▶ [Set problem] Search the material for the string "name", then return every line where it is found.

(Chart and figure data)
------------------------------------

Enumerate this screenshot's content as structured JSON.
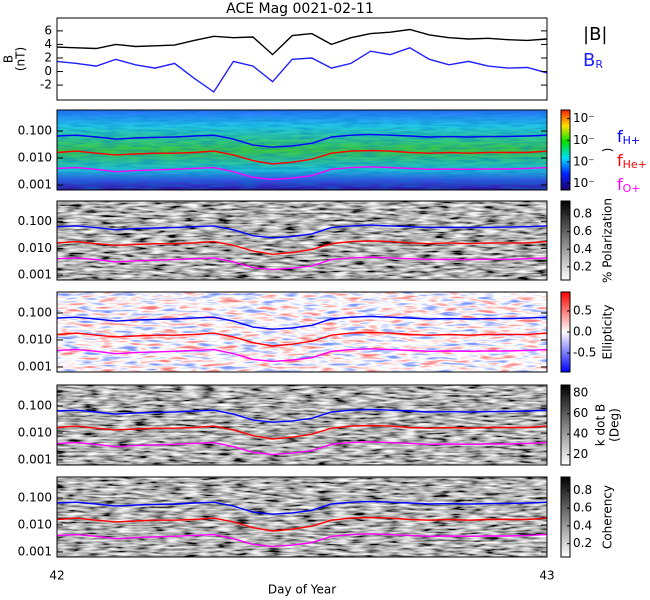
{
  "title": "ACE Mag 0021-02-11",
  "xlim": [
    42,
    43
  ],
  "xticks": [
    42,
    43
  ],
  "xlabel": "Day of Year",
  "frequencies": {
    "x": [
      42.0,
      42.04,
      42.08,
      42.12,
      42.16,
      42.2,
      42.24,
      42.28,
      42.32,
      42.36,
      42.4,
      42.44,
      42.48,
      42.52,
      42.56,
      42.6,
      42.64,
      42.68,
      42.72,
      42.76,
      42.8,
      42.84,
      42.88,
      42.92,
      42.96,
      43.0
    ],
    "series": [
      {
        "name": "fH+",
        "color": "#0000ff",
        "values": [
          0.065,
          0.07,
          0.06,
          0.05,
          0.055,
          0.058,
          0.06,
          0.065,
          0.07,
          0.05,
          0.03,
          0.025,
          0.028,
          0.035,
          0.06,
          0.07,
          0.075,
          0.07,
          0.065,
          0.06,
          0.062,
          0.06,
          0.062,
          0.063,
          0.065,
          0.07
        ]
      },
      {
        "name": "fHe+",
        "color": "#ff0000",
        "values": [
          0.016,
          0.018,
          0.015,
          0.013,
          0.014,
          0.015,
          0.015,
          0.016,
          0.018,
          0.013,
          0.008,
          0.006,
          0.007,
          0.009,
          0.015,
          0.018,
          0.019,
          0.018,
          0.016,
          0.015,
          0.016,
          0.015,
          0.016,
          0.016,
          0.016,
          0.018
        ]
      },
      {
        "name": "fO+",
        "color": "#ff00ff",
        "values": [
          0.0041,
          0.0044,
          0.0038,
          0.0031,
          0.0034,
          0.0036,
          0.0038,
          0.0041,
          0.0044,
          0.0031,
          0.0019,
          0.0016,
          0.0018,
          0.0022,
          0.0038,
          0.0044,
          0.0047,
          0.0044,
          0.0041,
          0.0038,
          0.0039,
          0.0038,
          0.0039,
          0.0039,
          0.0041,
          0.0044
        ]
      }
    ]
  },
  "chart_data": [
    {
      "type": "line",
      "ylabel": [
        "B",
        "(nT)"
      ],
      "x": [
        42.0,
        42.04,
        42.08,
        42.12,
        42.16,
        42.2,
        42.24,
        42.28,
        42.32,
        42.36,
        42.4,
        42.44,
        42.48,
        42.52,
        42.56,
        42.6,
        42.64,
        42.68,
        42.72,
        42.76,
        42.8,
        42.84,
        42.88,
        42.92,
        42.96,
        43.0
      ],
      "ylim": [
        -4.2,
        7.9
      ],
      "yticks": [
        -2,
        0,
        2,
        4,
        6
      ],
      "series": [
        {
          "name": "|B|",
          "color": "#000000",
          "values": [
            3.6,
            3.5,
            3.4,
            4.0,
            3.7,
            3.8,
            3.9,
            4.6,
            5.2,
            5.0,
            5.1,
            2.5,
            5.3,
            5.6,
            4.0,
            5.0,
            5.6,
            5.8,
            6.2,
            5.4,
            5.0,
            4.8,
            4.9,
            4.7,
            4.6,
            4.8
          ]
        },
        {
          "name": "BR",
          "color": "#2020ff",
          "values": [
            1.5,
            1.2,
            0.8,
            1.8,
            1.0,
            0.5,
            1.2,
            -1.0,
            -3.0,
            1.5,
            0.8,
            -1.5,
            1.8,
            2.0,
            0.5,
            1.2,
            3.0,
            2.5,
            3.5,
            1.8,
            1.0,
            1.5,
            0.8,
            0.5,
            0.6,
            -0.2
          ]
        }
      ]
    },
    {
      "type": "spectrogram",
      "colormap": "rainbow",
      "frequency_legend": true,
      "ylim": [
        0.00065,
        0.6
      ],
      "yticks": [
        {
          "value": 0.001,
          "label": "0.001"
        },
        {
          "value": 0.01,
          "label": "0.010"
        },
        {
          "value": 0.1,
          "label": "0.100"
        }
      ],
      "colorbar_label": [
        ")"
      ],
      "clim": [
        -4.3,
        -0.6
      ],
      "colorbar_ticks": [
        {
          "value": -1,
          "label": "10⁻"
        },
        {
          "value": -2,
          "label": "10⁻"
        },
        {
          "value": -3,
          "label": "10⁻"
        },
        {
          "value": -4,
          "label": "10⁻"
        }
      ]
    },
    {
      "type": "spectrogram",
      "colormap": "gray",
      "ylim": [
        0.00065,
        0.6
      ],
      "yticks": [
        {
          "value": 0.001,
          "label": "0.001"
        },
        {
          "value": 0.01,
          "label": "0.010"
        },
        {
          "value": 0.1,
          "label": "0.100"
        }
      ],
      "colorbar_label": [
        "% Polarization"
      ],
      "clim": [
        0.05,
        0.95
      ],
      "colorbar_ticks": [
        0.2,
        0.4,
        0.6,
        0.8
      ]
    },
    {
      "type": "spectrogram",
      "colormap": "bwr",
      "ylim": [
        0.00065,
        0.6
      ],
      "yticks": [
        {
          "value": 0.001,
          "label": "0.001"
        },
        {
          "value": 0.01,
          "label": "0.010"
        },
        {
          "value": 0.1,
          "label": "0.100"
        }
      ],
      "colorbar_label": [
        "Ellipticity"
      ],
      "clim": [
        -0.95,
        0.95
      ],
      "colorbar_ticks": [
        -0.5,
        {
          "value": 0,
          "label": "0.0"
        },
        0.5
      ]
    },
    {
      "type": "spectrogram",
      "colormap": "gray",
      "ylim": [
        0.00065,
        0.6
      ],
      "yticks": [
        {
          "value": 0.001,
          "label": "0.001"
        },
        {
          "value": 0.01,
          "label": "0.010"
        },
        {
          "value": 0.1,
          "label": "0.100"
        }
      ],
      "colorbar_label": [
        "k dot B",
        "(Deg)"
      ],
      "clim": [
        10,
        88
      ],
      "colorbar_ticks": [
        20,
        40,
        60,
        80
      ]
    },
    {
      "type": "spectrogram",
      "colormap": "gray",
      "ylim": [
        0.00065,
        0.6
      ],
      "yticks": [
        {
          "value": 0.001,
          "label": "0.001"
        },
        {
          "value": 0.01,
          "label": "0.010"
        },
        {
          "value": 0.1,
          "label": "0.100"
        }
      ],
      "colorbar_label": [
        "Coherency"
      ],
      "clim": [
        0.05,
        0.95
      ],
      "colorbar_ticks": [
        0.2,
        0.4,
        0.6,
        0.8
      ]
    }
  ]
}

------------------------------------

▶ [Solution to the problem]
        "name": "fH+",
        "name": "fHe+",
        "name": "fO+",
          "name": "|B|",
          "name": "BR",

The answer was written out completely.